■ THE PROBLEM ■
Each entry below is to be given again word for word, with no pictures.
* Start THE DATA *
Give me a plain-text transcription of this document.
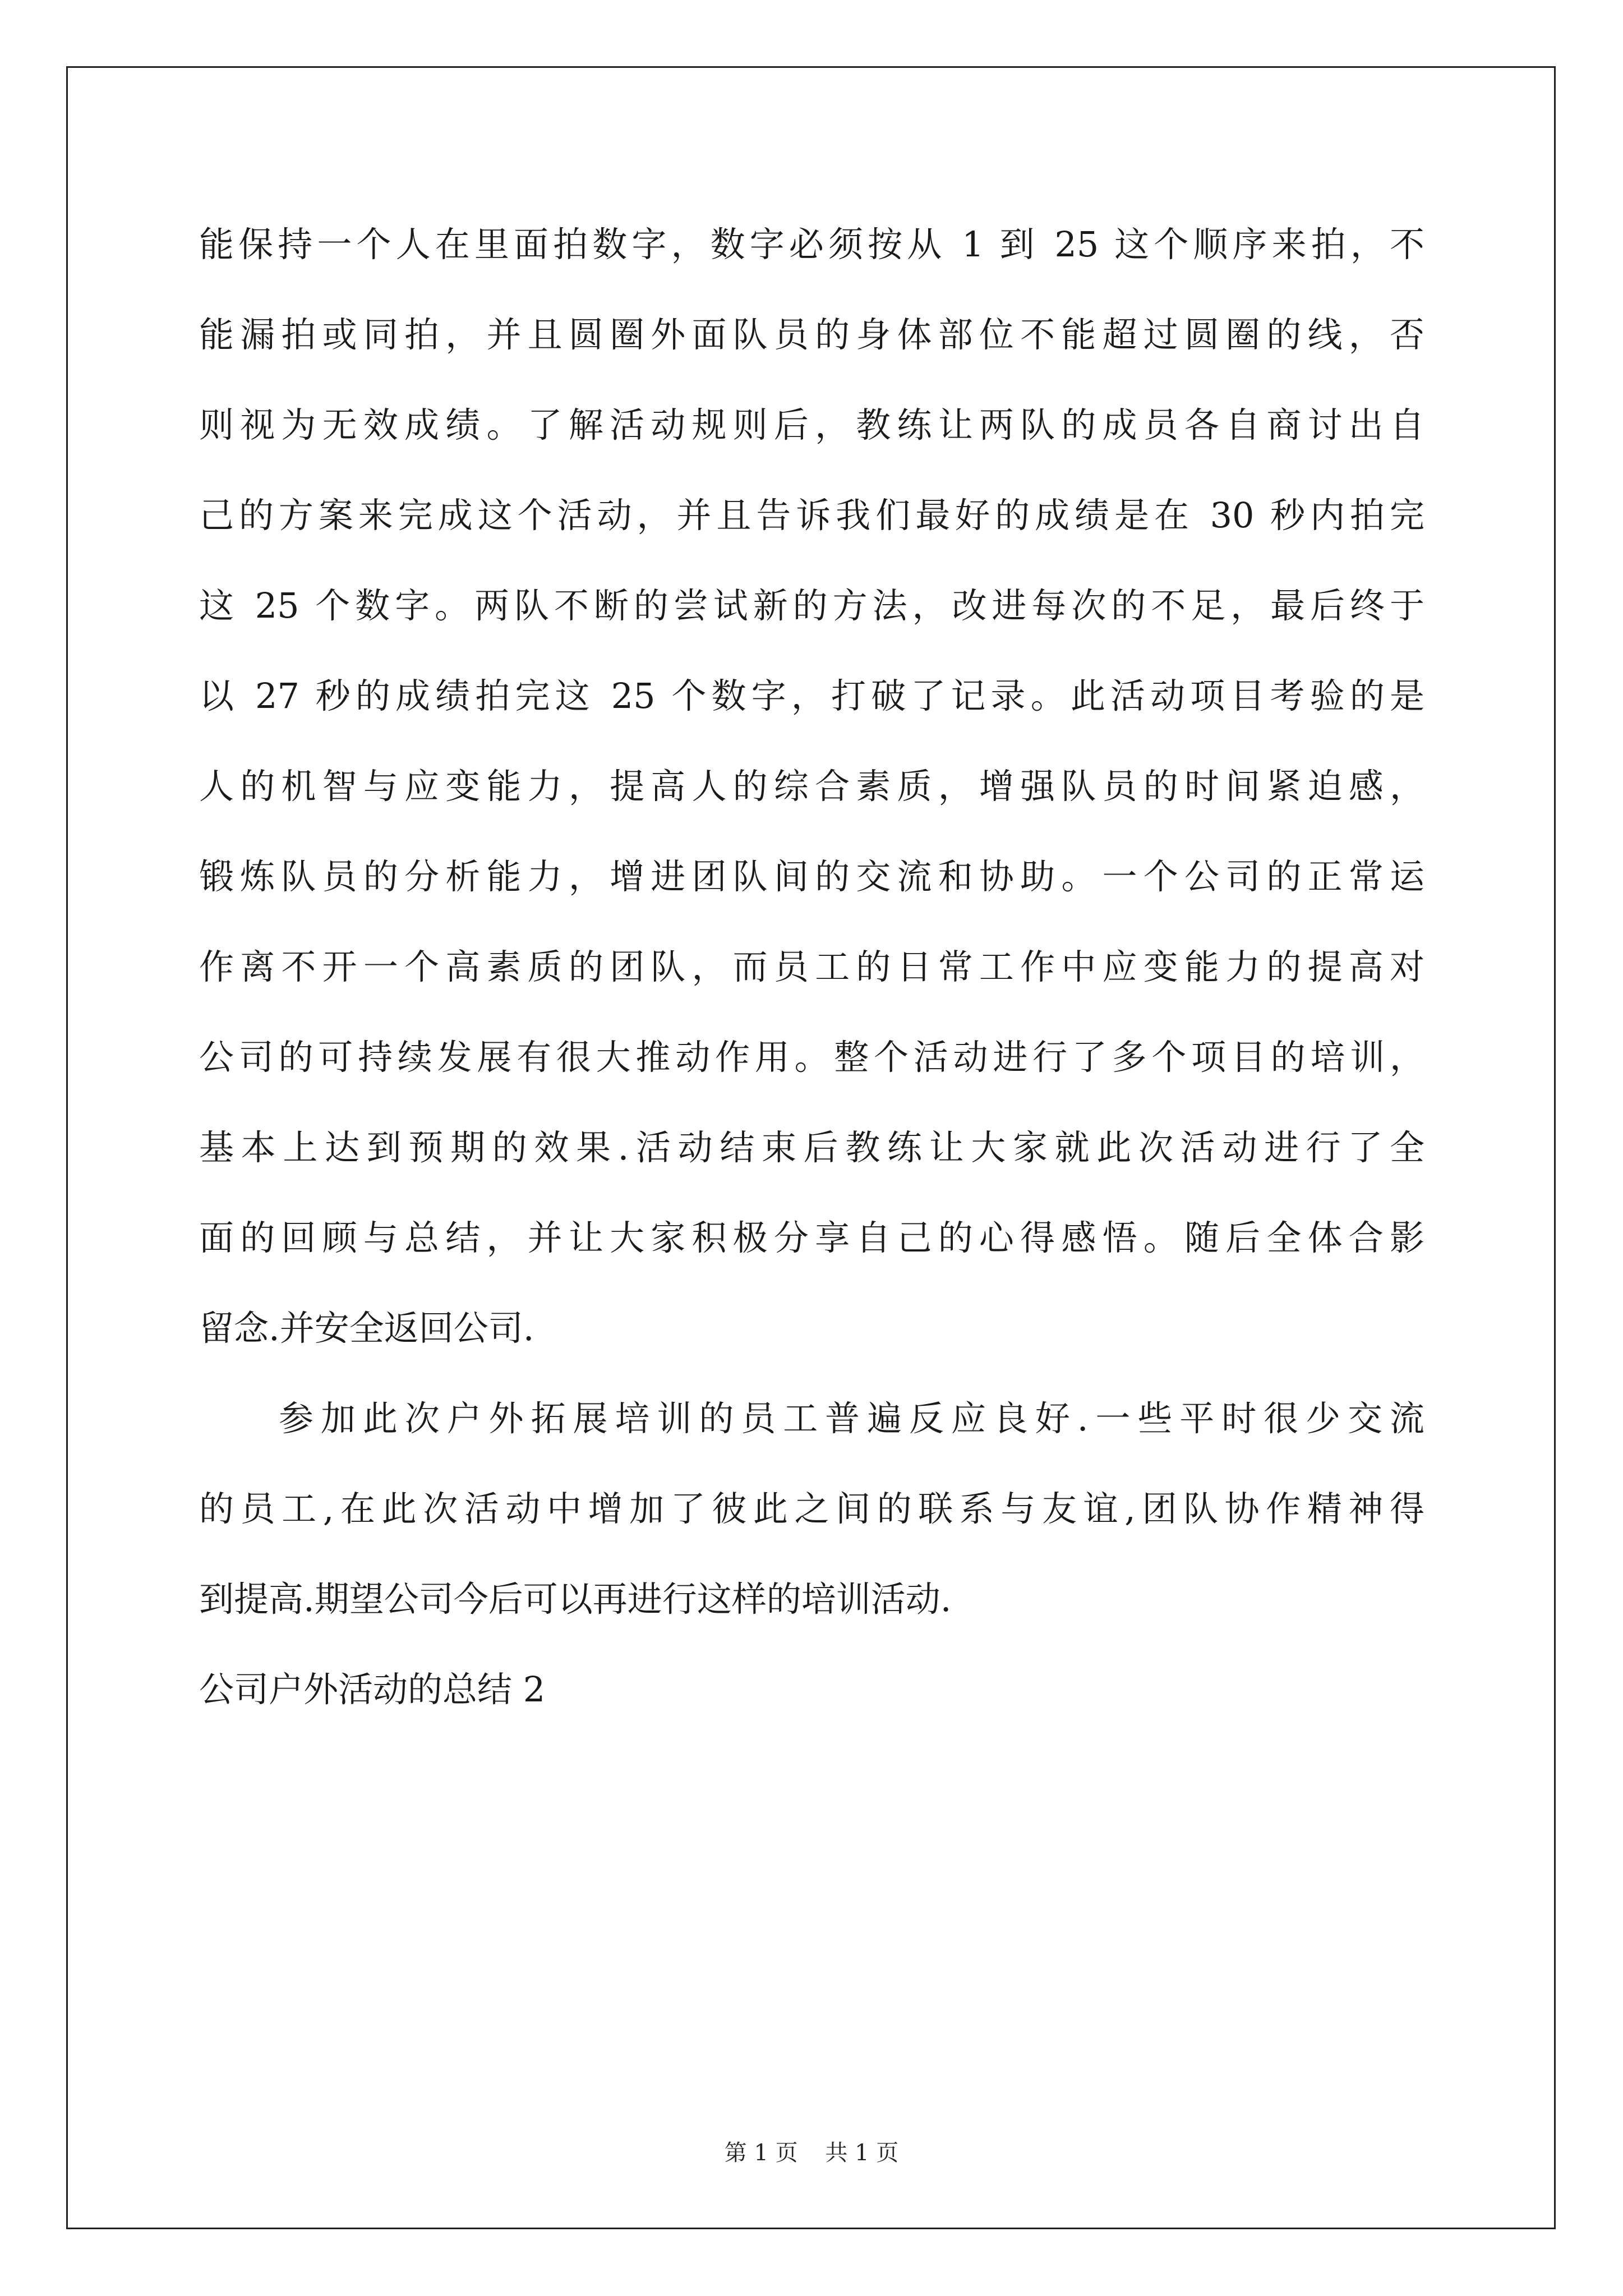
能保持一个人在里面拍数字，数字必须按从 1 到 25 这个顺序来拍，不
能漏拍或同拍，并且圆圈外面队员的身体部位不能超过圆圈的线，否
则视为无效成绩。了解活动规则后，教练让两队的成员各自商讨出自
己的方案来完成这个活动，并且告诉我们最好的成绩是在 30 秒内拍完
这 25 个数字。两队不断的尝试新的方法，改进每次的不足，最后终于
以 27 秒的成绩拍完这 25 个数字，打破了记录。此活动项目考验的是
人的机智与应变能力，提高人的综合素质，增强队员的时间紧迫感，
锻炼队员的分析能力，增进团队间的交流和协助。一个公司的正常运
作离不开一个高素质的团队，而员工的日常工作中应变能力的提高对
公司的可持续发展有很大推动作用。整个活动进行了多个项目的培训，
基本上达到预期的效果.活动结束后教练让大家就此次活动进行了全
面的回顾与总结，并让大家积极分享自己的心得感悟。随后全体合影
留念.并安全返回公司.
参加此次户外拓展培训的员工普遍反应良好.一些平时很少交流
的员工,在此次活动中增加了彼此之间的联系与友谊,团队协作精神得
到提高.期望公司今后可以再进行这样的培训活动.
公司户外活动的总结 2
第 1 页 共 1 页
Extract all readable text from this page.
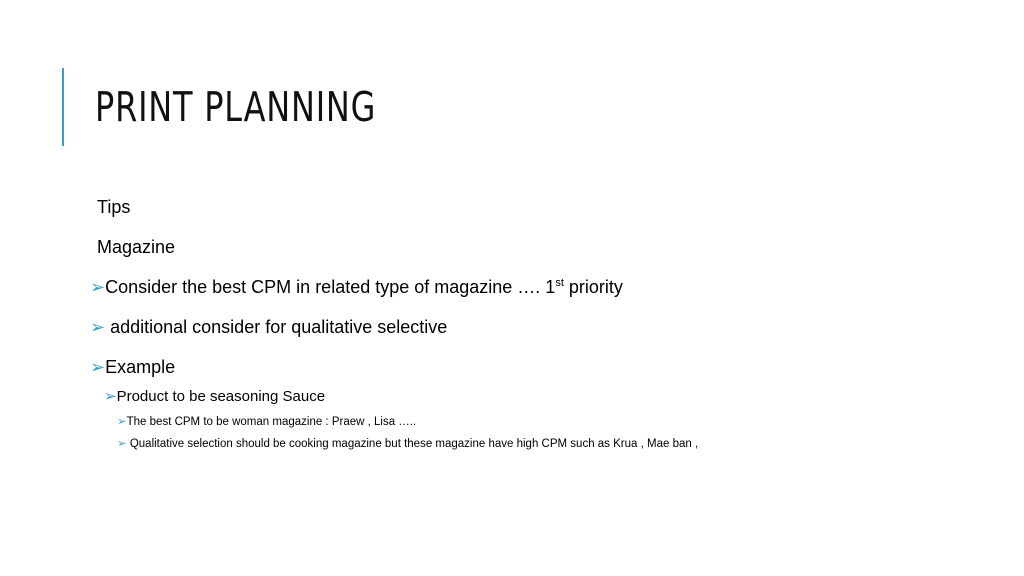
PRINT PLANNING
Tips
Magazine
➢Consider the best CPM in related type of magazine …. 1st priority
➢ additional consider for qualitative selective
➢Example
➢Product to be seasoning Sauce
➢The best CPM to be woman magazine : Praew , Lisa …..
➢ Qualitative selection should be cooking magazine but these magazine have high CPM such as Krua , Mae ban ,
* End THE DATA *
■ RESULT ■
Give me a plain-text transcription of this document.
能保持一个人在里面拍数字，数字必须按从 1 到 25 这个顺序来拍，不
能漏拍或同拍，并且圆圈外面队员的身体部位不能超过圆圈的线，否
则视为无效成绩。了解活动规则后，教练让两队的成员各自商讨出自
己的方案来完成这个活动，并且告诉我们最好的成绩是在 30 秒内拍完
这 25 个数字。两队不断的尝试新的方法，改进每次的不足，最后终于
以 27 秒的成绩拍完这 25 个数字，打破了记录。此活动项目考验的是
人的机智与应变能力，提高人的综合素质，增强队员的时间紧迫感，
锻炼队员的分析能力，增进团队间的交流和协助。一个公司的正常运
作离不开一个高素质的团队，而员工的日常工作中应变能力的提高对
公司的可持续发展有很大推动作用。整个活动进行了多个项目的培训，
基本上达到预期的效果.活动结束后教练让大家就此次活动进行了全
面的回顾与总结，并让大家积极分享自己的心得感悟。随后全体合影
留念.并安全返回公司.
参加此次户外拓展培训的员工普遍反应良好.一些平时很少交流
的员工,在此次活动中增加了彼此之间的联系与友谊,团队协作精神得
到提高.期望公司今后可以再进行这样的培训活动.
公司户外活动的总结 2
第 1 页 共 1 页
Extract all readable text from this page.
PRINT PLANNING
Tips
Magazine
➢Consider the best CPM in related type of magazine …. 1st priority
➢ additional consider for qualitative selective
➢Example
➢Product to be seasoning Sauce
➢The best CPM to be woman magazine : Praew , Lisa …..
➢ Qualitative selection should be cooking magazine but these magazine have high CPM such as Krua , Mae ban ,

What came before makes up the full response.